Task prompt: Identify all lines in the data containing the string "title". Copy them out.

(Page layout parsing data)
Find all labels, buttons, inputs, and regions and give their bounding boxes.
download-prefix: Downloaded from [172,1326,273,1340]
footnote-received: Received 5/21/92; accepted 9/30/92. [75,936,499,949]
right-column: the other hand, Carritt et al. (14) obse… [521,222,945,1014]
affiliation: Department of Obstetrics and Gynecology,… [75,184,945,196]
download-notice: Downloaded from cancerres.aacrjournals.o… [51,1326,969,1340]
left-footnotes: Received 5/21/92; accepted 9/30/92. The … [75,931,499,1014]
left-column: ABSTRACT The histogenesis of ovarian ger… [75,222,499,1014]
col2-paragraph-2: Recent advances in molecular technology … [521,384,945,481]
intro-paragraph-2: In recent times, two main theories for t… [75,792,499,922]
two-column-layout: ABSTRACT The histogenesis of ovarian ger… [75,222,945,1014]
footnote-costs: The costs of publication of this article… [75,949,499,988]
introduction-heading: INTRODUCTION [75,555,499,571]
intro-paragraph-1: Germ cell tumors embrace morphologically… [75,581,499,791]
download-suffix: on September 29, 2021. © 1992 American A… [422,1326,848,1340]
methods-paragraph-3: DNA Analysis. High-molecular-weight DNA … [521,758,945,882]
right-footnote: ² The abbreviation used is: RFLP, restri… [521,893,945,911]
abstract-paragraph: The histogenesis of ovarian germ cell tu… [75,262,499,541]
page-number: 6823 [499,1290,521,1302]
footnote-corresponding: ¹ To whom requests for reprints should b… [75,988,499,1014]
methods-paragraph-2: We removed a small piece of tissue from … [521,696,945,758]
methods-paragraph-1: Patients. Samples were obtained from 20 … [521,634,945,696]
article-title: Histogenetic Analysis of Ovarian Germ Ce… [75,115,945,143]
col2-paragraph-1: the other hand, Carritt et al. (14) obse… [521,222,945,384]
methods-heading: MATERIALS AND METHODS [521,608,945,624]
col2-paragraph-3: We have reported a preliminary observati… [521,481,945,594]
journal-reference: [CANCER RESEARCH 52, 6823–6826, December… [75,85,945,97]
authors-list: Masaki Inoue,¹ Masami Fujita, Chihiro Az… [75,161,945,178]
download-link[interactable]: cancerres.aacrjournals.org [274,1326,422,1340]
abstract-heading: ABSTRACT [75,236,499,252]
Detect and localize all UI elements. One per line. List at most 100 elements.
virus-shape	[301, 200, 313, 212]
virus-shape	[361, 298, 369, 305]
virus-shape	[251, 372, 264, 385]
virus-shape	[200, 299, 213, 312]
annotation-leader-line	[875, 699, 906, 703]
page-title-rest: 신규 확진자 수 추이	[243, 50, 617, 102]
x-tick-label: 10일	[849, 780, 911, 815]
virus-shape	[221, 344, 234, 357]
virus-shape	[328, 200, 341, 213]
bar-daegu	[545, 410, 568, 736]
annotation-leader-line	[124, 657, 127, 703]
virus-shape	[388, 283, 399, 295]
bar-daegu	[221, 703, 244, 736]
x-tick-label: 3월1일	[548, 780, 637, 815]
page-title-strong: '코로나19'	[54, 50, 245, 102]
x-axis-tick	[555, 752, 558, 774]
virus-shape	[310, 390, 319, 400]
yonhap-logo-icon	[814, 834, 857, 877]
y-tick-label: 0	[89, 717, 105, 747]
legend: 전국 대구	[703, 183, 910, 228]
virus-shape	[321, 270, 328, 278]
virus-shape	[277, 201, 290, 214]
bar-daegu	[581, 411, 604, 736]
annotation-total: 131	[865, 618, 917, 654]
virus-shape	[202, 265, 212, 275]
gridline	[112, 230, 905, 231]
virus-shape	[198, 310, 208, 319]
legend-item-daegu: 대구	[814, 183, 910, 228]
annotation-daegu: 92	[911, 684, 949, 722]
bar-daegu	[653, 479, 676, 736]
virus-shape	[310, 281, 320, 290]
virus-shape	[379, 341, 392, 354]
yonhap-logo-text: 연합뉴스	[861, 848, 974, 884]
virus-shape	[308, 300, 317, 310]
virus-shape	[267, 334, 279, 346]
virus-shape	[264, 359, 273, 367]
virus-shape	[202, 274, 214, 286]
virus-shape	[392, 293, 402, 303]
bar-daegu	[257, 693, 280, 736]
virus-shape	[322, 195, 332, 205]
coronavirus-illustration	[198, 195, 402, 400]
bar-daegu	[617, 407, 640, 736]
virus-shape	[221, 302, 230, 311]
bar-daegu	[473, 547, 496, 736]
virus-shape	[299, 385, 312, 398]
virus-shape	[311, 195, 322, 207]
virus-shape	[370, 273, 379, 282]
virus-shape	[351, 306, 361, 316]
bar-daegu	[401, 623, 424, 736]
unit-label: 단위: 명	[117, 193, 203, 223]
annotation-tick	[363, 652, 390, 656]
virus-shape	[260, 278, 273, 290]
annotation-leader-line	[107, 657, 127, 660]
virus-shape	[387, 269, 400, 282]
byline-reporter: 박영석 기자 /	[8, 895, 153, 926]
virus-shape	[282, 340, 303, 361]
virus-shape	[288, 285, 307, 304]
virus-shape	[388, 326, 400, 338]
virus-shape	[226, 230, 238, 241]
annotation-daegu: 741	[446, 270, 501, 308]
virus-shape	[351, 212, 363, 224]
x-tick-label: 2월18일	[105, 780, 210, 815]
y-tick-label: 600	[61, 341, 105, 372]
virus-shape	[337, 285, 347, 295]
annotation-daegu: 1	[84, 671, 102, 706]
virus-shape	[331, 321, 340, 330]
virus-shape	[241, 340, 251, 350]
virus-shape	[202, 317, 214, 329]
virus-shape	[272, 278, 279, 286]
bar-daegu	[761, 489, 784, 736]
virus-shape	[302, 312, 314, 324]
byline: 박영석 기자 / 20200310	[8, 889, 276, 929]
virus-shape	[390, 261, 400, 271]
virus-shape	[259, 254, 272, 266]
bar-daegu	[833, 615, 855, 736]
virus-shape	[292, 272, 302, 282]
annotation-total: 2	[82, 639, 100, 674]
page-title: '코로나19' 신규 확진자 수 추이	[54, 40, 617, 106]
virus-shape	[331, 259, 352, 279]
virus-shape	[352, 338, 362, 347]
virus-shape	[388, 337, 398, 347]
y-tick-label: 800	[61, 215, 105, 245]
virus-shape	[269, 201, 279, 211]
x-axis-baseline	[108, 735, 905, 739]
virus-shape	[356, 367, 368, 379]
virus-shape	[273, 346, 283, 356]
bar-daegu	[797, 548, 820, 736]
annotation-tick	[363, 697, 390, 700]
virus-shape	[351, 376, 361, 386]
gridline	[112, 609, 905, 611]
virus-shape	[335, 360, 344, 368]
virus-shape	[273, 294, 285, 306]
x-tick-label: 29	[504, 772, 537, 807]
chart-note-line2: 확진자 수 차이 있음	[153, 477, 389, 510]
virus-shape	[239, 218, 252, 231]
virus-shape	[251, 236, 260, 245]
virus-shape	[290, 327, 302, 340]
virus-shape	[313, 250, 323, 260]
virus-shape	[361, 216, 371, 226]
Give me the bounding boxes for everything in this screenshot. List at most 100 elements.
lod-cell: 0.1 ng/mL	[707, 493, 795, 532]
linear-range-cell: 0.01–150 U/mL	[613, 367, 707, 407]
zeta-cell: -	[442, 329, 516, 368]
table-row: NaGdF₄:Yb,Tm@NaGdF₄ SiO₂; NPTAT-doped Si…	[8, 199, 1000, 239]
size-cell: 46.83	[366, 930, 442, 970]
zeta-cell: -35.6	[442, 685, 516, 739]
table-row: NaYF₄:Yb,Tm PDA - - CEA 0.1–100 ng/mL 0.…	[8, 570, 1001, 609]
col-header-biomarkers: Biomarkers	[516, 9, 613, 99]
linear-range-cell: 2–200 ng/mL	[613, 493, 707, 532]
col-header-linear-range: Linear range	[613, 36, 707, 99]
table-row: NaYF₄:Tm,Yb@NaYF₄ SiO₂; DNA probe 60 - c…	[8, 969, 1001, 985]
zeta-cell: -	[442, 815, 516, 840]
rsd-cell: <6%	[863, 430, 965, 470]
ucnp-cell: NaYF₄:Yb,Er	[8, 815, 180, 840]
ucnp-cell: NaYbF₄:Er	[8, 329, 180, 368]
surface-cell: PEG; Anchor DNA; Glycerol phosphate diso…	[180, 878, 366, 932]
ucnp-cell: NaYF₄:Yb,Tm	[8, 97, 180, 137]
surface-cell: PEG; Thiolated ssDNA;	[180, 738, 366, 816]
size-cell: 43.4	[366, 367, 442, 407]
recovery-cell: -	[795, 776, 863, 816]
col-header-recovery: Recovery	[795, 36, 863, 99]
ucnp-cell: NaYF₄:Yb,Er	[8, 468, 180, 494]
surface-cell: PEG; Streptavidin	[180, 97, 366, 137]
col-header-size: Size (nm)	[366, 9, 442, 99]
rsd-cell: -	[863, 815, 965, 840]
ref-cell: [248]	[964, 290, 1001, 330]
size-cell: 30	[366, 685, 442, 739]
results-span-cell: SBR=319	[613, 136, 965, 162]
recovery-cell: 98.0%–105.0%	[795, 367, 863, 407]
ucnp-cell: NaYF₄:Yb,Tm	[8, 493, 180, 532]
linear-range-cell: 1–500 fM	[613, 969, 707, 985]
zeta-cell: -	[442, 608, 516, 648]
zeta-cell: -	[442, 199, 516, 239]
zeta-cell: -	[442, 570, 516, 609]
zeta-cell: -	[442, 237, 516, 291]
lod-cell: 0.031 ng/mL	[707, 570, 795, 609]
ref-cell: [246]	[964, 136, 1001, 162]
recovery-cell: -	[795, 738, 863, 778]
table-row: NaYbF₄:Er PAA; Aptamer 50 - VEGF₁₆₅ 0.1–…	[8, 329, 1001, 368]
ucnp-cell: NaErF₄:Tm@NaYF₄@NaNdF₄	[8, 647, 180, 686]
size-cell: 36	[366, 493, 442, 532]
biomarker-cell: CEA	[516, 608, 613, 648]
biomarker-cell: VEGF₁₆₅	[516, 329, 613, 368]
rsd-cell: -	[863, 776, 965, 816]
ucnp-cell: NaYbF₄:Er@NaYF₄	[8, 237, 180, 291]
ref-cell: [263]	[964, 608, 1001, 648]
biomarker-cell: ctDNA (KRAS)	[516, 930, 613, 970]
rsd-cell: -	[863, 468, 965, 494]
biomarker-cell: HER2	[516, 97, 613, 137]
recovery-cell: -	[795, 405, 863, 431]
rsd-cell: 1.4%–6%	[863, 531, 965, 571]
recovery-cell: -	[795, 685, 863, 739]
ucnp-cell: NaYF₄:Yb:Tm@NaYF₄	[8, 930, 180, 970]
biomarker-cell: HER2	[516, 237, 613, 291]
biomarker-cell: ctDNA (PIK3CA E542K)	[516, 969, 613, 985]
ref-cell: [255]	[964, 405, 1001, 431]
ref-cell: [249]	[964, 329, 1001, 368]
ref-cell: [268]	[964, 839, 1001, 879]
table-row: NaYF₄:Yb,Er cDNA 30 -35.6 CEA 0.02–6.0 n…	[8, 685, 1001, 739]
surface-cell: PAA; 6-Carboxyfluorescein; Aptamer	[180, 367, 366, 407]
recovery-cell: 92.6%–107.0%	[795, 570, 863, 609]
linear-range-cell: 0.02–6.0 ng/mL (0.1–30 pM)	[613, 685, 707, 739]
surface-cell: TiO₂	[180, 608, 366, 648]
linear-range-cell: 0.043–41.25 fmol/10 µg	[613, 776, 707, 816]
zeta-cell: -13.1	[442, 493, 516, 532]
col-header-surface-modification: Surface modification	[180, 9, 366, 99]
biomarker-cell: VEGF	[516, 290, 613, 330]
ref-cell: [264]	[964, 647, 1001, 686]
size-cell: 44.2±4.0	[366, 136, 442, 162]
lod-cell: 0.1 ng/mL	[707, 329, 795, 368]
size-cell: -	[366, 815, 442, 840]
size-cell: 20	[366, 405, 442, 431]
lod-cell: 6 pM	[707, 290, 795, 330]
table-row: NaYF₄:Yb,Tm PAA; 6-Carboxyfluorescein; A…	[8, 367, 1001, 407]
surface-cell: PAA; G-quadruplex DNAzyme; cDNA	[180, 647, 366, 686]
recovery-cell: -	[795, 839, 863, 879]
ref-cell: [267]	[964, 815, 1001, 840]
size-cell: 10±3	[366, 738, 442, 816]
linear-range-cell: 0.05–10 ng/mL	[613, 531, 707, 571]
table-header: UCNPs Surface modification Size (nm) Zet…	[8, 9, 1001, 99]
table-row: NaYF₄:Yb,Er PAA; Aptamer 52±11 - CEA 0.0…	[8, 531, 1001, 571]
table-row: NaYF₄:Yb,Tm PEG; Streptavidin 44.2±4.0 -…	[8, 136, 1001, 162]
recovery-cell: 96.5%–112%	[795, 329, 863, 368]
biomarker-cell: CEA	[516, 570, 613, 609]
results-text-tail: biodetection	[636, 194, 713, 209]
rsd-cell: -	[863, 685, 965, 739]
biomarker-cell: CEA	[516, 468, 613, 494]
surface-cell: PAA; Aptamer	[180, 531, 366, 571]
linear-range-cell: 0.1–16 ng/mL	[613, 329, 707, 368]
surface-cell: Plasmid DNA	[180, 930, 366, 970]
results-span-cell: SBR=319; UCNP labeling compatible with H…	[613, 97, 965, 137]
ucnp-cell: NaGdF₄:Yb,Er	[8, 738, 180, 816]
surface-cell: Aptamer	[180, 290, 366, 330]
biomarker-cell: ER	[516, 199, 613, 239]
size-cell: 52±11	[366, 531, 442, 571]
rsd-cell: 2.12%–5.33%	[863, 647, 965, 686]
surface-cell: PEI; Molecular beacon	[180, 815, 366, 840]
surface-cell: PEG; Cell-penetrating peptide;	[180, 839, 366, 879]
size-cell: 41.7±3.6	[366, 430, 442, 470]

Response for this exercise:
article-title: Histogenetic Analysis of Ovarian Germ Ce… [75,115,945,143]
page-title-rest: 신규 확진자 수 추이	[243, 50, 617, 102]
page-title-strong: '코로나19'	[54, 50, 245, 102]
page-title: '코로나19' 신규 확진자 수 추이	[54, 40, 617, 106]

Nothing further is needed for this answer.